Data extracted from a collection
*-*-*
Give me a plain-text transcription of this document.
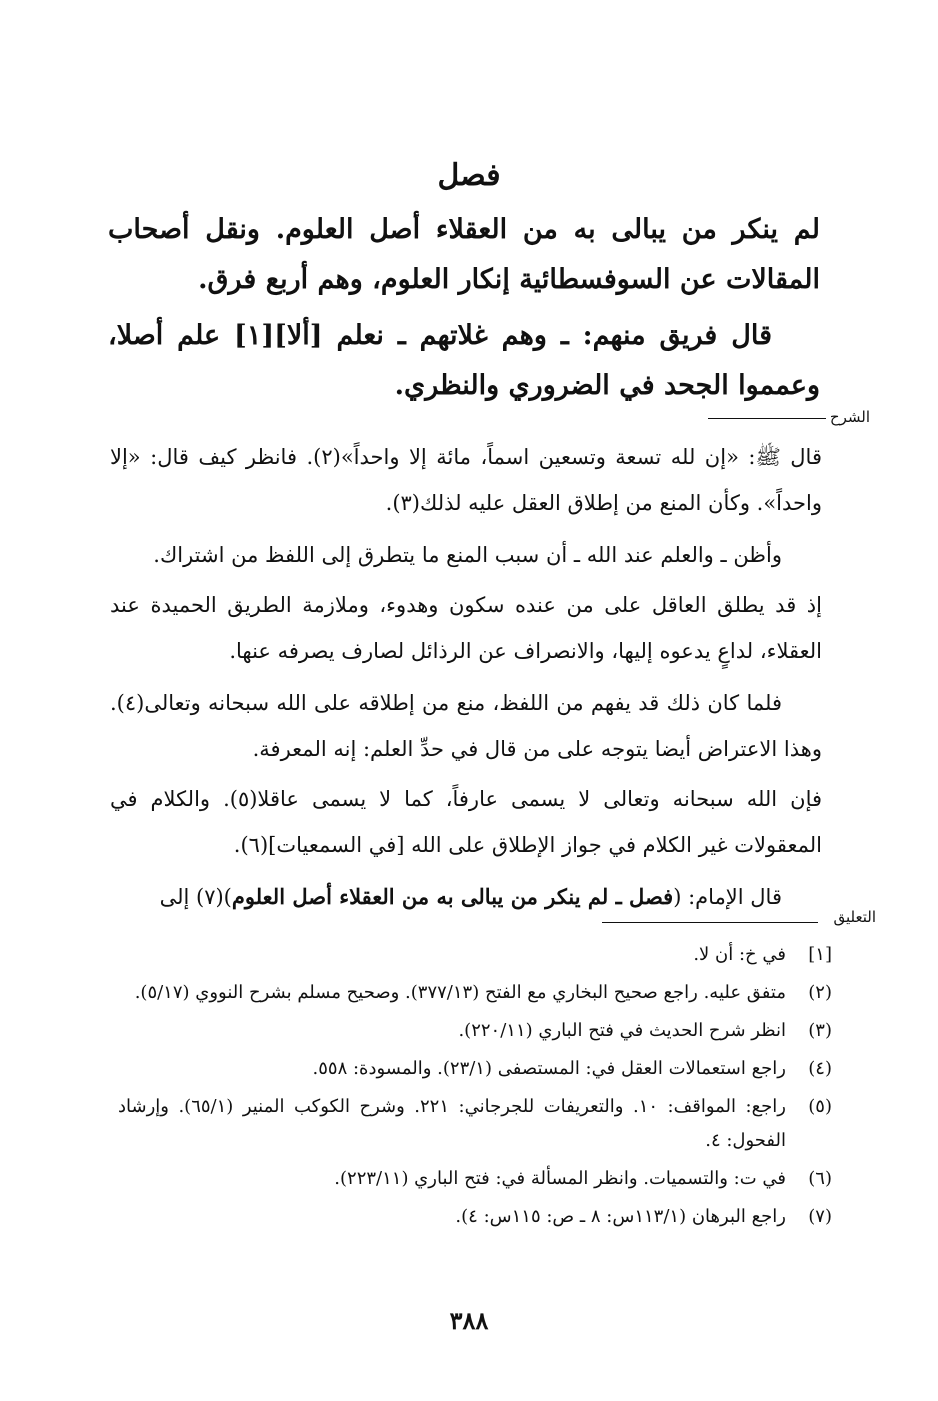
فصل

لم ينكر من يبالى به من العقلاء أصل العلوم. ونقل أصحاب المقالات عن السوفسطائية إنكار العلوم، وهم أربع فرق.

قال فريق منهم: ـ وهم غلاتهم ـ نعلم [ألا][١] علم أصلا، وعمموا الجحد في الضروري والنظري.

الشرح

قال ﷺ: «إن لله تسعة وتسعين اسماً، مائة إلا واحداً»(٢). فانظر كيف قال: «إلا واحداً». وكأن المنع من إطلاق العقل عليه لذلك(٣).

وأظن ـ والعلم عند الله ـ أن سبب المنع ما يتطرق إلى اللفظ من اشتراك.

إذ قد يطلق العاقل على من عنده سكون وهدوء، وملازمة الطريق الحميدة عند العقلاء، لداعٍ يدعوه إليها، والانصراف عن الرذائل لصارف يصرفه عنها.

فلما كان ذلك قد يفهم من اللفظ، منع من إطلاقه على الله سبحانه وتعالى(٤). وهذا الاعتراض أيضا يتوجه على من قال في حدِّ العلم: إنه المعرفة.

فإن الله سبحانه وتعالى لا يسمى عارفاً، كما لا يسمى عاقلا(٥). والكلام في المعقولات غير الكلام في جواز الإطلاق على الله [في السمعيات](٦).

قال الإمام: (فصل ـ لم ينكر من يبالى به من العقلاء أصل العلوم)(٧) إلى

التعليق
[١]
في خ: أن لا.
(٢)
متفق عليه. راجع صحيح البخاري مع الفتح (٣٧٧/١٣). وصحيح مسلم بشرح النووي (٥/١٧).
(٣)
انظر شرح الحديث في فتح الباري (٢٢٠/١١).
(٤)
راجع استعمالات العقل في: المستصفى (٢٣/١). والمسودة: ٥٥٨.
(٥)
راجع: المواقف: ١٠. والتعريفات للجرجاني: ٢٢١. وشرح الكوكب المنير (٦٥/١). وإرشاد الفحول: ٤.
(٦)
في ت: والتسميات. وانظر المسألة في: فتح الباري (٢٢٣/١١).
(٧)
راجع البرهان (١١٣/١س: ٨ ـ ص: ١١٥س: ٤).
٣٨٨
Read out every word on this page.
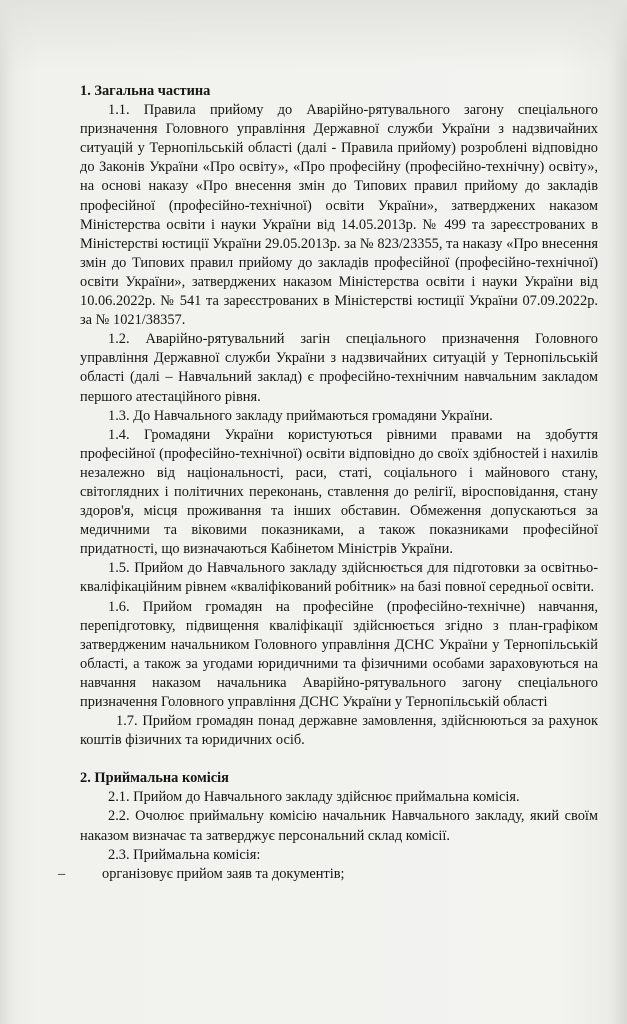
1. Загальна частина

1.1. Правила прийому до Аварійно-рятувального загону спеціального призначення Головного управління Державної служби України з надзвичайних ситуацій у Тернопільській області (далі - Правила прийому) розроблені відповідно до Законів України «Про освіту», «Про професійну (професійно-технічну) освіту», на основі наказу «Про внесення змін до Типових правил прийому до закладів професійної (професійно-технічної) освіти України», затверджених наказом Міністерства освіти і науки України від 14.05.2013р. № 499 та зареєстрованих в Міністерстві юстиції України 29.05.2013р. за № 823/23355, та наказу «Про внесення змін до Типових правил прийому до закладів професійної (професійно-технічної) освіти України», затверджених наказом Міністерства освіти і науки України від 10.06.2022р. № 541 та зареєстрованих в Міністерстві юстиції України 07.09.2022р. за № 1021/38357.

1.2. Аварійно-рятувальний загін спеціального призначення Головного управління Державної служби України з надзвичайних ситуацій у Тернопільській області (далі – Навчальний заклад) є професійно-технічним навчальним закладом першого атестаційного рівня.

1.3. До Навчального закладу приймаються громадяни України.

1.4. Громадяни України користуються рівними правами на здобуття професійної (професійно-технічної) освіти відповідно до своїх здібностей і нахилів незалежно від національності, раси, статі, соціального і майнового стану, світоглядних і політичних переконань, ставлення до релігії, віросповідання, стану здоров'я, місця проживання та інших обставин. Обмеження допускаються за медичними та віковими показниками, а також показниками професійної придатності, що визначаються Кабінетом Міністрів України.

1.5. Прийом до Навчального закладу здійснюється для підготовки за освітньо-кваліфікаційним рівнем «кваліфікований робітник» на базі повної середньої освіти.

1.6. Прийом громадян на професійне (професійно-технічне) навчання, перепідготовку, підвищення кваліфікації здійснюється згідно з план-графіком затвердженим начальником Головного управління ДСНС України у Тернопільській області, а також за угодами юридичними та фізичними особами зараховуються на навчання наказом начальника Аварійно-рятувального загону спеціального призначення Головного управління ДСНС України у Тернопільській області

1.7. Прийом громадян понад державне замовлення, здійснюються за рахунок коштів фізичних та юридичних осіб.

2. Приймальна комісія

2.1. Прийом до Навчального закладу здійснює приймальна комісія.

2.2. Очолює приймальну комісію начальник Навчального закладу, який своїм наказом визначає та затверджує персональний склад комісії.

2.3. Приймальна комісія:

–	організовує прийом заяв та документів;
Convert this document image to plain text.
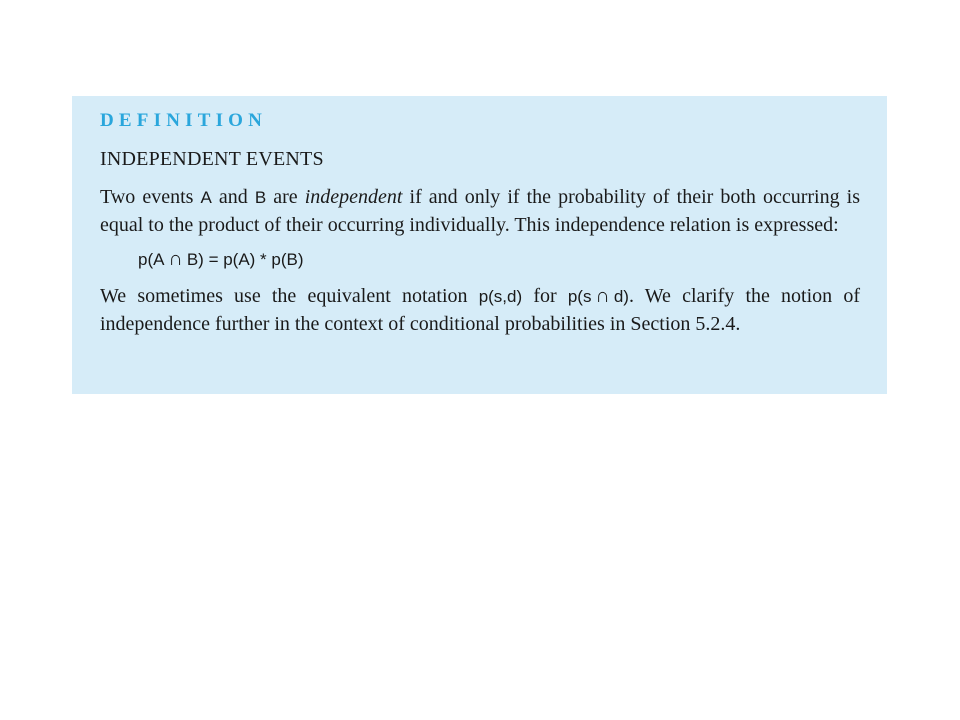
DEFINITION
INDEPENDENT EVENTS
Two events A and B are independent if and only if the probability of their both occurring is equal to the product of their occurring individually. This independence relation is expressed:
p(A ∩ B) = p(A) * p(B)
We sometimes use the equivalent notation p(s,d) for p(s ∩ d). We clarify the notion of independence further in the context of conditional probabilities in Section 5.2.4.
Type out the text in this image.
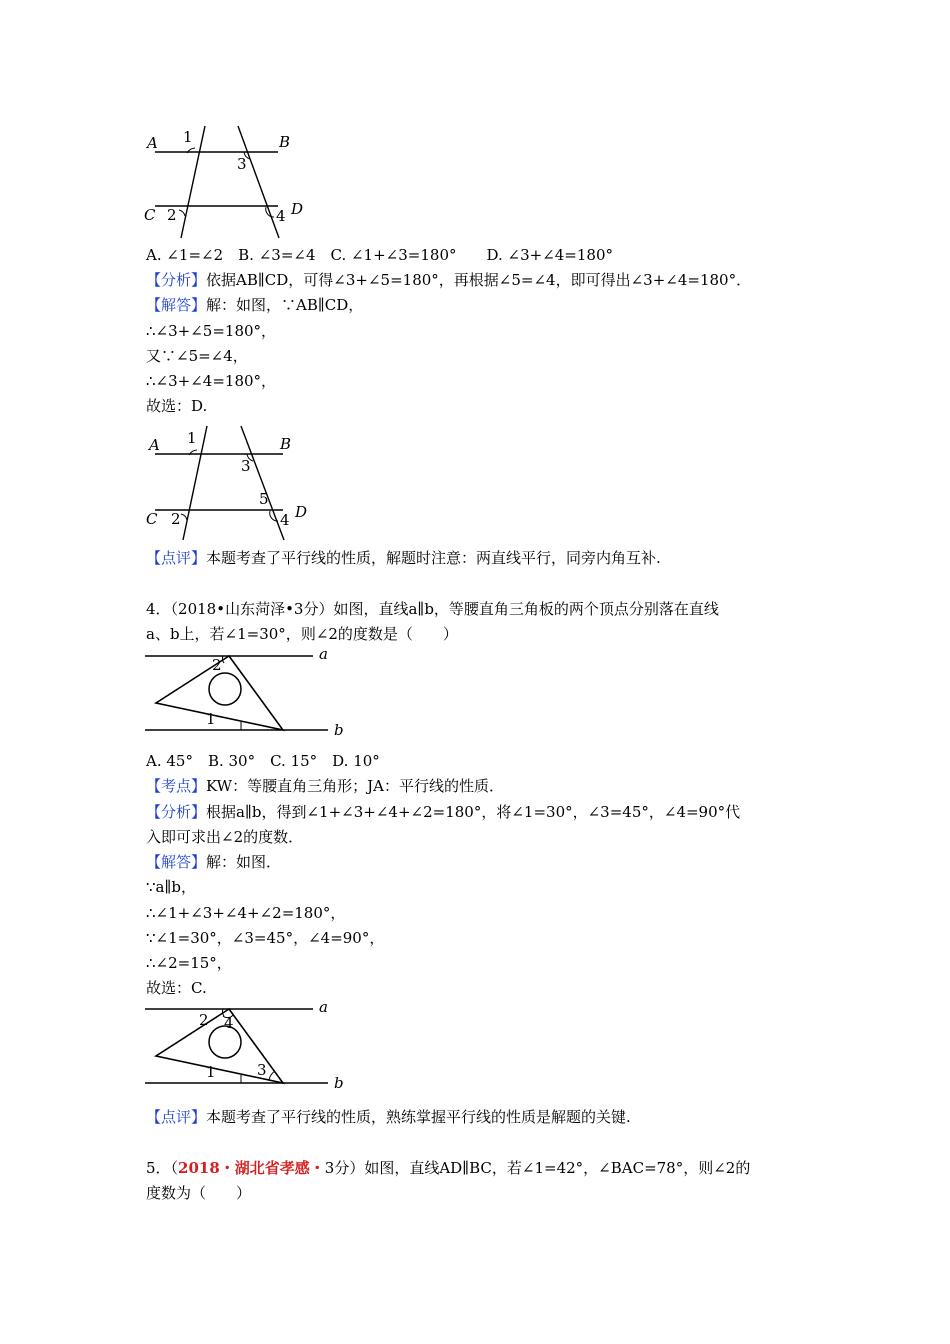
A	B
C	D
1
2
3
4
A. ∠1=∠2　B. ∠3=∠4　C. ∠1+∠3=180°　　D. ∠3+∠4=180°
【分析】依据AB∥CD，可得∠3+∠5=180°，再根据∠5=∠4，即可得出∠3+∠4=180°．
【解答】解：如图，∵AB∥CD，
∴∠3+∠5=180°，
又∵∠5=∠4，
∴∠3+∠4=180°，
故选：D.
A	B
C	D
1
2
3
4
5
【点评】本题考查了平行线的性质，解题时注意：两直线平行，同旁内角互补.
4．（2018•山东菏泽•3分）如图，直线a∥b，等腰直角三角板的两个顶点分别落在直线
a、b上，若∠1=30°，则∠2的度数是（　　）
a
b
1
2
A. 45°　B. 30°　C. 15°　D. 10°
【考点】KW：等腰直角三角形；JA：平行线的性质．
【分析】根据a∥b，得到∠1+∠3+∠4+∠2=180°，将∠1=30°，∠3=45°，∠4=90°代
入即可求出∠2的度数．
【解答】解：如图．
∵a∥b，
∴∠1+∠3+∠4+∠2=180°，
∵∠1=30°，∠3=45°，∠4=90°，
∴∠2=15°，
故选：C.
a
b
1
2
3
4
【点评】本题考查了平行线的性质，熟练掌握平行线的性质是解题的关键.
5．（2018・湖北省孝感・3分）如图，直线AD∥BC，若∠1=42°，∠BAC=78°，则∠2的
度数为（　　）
*-*-*
**Short problem**
Transcribe the listing in full and omit the pictures.

**Result for this exercise**
Give me a plain-text transcription of this document.
فصل

لم ينكر من يبالى به من العقلاء أصل العلوم. ونقل أصحاب المقالات عن السوفسطائية إنكار العلوم، وهم أربع فرق.

قال فريق منهم: ـ وهم غلاتهم ـ نعلم [ألا][١] علم أصلا، وعمموا الجحد في الضروري والنظري.

الشرح

قال ﷺ: «إن لله تسعة وتسعين اسماً، مائة إلا واحداً»(٢). فانظر كيف قال: «إلا واحداً». وكأن المنع من إطلاق العقل عليه لذلك(٣).

وأظن ـ والعلم عند الله ـ أن سبب المنع ما يتطرق إلى اللفظ من اشتراك.

إذ قد يطلق العاقل على من عنده سكون وهدوء، وملازمة الطريق الحميدة عند العقلاء، لداعٍ يدعوه إليها، والانصراف عن الرذائل لصارف يصرفه عنها.

فلما كان ذلك قد يفهم من اللفظ، منع من إطلاقه على الله سبحانه وتعالى(٤). وهذا الاعتراض أيضا يتوجه على من قال في حدِّ العلم: إنه المعرفة.

فإن الله سبحانه وتعالى لا يسمى عارفاً، كما لا يسمى عاقلا(٥). والكلام في المعقولات غير الكلام في جواز الإطلاق على الله [في السمعيات](٦).

قال الإمام: (فصل ـ لم ينكر من يبالى به من العقلاء أصل العلوم)(٧) إلى

التعليق
[١]
في خ: أن لا.
(٢)
متفق عليه. راجع صحيح البخاري مع الفتح (٣٧٧/١٣). وصحيح مسلم بشرح النووي (٥/١٧).
(٣)
انظر شرح الحديث في فتح الباري (٢٢٠/١١).
(٤)
راجع استعمالات العقل في: المستصفى (٢٣/١). والمسودة: ٥٥٨.
(٥)
راجع: المواقف: ١٠. والتعريفات للجرجاني: ٢٢١. وشرح الكوكب المنير (٦٥/١). وإرشاد الفحول: ٤.
(٦)
في ت: والتسميات. وانظر المسألة في: فتح الباري (٢٢٣/١١).
(٧)
راجع البرهان (١١٣/١س: ٨ ـ ص: ١١٥س: ٤).
٣٨٨
Read out every word on this page.
1. Загальна частина

1.1. Правила прийому до Аварійно-рятувального загону спеціального призначення Головного управління Державної служби України з надзвичайних ситуацій у Тернопільській області (далі - Правила прийому) розроблені відповідно до Законів України «Про освіту», «Про професійну (професійно-технічну) освіту», на основі наказу «Про внесення змін до Типових правил прийому до закладів професійної (професійно-технічної) освіти України», затверджених наказом Міністерства освіти і науки України від 14.05.2013р. № 499 та зареєстрованих в Міністерстві юстиції України 29.05.2013р. за № 823/23355, та наказу «Про внесення змін до Типових правил прийому до закладів професійної (професійно-технічної) освіти України», затверджених наказом Міністерства освіти і науки України від 10.06.2022р. № 541 та зареєстрованих в Міністерстві юстиції України 07.09.2022р. за № 1021/38357.

1.2. Аварійно-рятувальний загін спеціального призначення Головного управління Державної служби України з надзвичайних ситуацій у Тернопільській області (далі – Навчальний заклад) є професійно-технічним навчальним закладом першого атестаційного рівня.

1.3. До Навчального закладу приймаються громадяни України.

1.4. Громадяни України користуються рівними правами на здобуття професійної (професійно-технічної) освіти відповідно до своїх здібностей і нахилів незалежно від національності, раси, статі, соціального і майнового стану, світоглядних і політичних переконань, ставлення до релігії, віросповідання, стану здоров'я, місця проживання та інших обставин. Обмеження допускаються за медичними та віковими показниками, а також показниками професійної придатності, що визначаються Кабінетом Міністрів України.

1.5. Прийом до Навчального закладу здійснюється для підготовки за освітньо-кваліфікаційним рівнем «кваліфікований робітник» на базі повної середньої освіти.

1.6. Прийом громадян на професійне (професійно-технічне) навчання, перепідготовку, підвищення кваліфікації здійснюється згідно з план-графіком затвердженим начальником Головного управління ДСНС України у Тернопільській області, а також за угодами юридичними та фізичними особами зараховуються на навчання наказом начальника Аварійно-рятувального загону спеціального призначення Головного управління ДСНС України у Тернопільській області

1.7. Прийом громадян понад державне замовлення, здійснюються за рахунок коштів фізичних та юридичних осіб.

2. Приймальна комісія

2.1. Прийом до Навчального закладу здійснює приймальна комісія.

2.2. Очолює приймальну комісію начальник Навчального закладу, який своїм наказом визначає та затверджує персональний склад комісії.

2.3. Приймальна комісія:

–	організовує прийом заяв та документів;
Convert this document image to plain text.
DEFINITION
INDEPENDENT EVENTS
Two events A and B are independent if and only if the probability of their both occurring is equal to the product of their occurring individually. This independence relation is expressed:
p(A ∩ B) = p(A) * p(B)
We sometimes use the equivalent notation p(s,d) for p(s ∩ d). We clarify the notion of independence further in the context of conditional probabilities in Section 5.2.4.
Type out the text in this image.
A	B
C	D
1
2
3
4
A. ∠1=∠2　B. ∠3=∠4　C. ∠1+∠3=180°　　D. ∠3+∠4=180°
【分析】依据AB∥CD，可得∠3+∠5=180°，再根据∠5=∠4，即可得出∠3+∠4=180°．
【解答】解：如图，∵AB∥CD，
∴∠3+∠5=180°，
又∵∠5=∠4，
∴∠3+∠4=180°，
故选：D.
A	B
C	D
1
2
3
4
5
【点评】本题考查了平行线的性质，解题时注意：两直线平行，同旁内角互补.
4．（2018•山东菏泽•3分）如图，直线a∥b，等腰直角三角板的两个顶点分别落在直线
a、b上，若∠1=30°，则∠2的度数是（　　）
a
b
1
2
A. 45°　B. 30°　C. 15°　D. 10°
【考点】KW：等腰直角三角形；JA：平行线的性质．
【分析】根据a∥b，得到∠1+∠3+∠4+∠2=180°，将∠1=30°，∠3=45°，∠4=90°代
入即可求出∠2的度数．
【解答】解：如图．
∵a∥b，
∴∠1+∠3+∠4+∠2=180°，
∵∠1=30°，∠3=45°，∠4=90°，
∴∠2=15°，
故选：C.
a
b
1
2
3
4
【点评】本题考查了平行线的性质，熟练掌握平行线的性质是解题的关键.
5．（2018・湖北省孝感・3分）如图，直线AD∥BC，若∠1=42°，∠BAC=78°，则∠2的
度数为（　　）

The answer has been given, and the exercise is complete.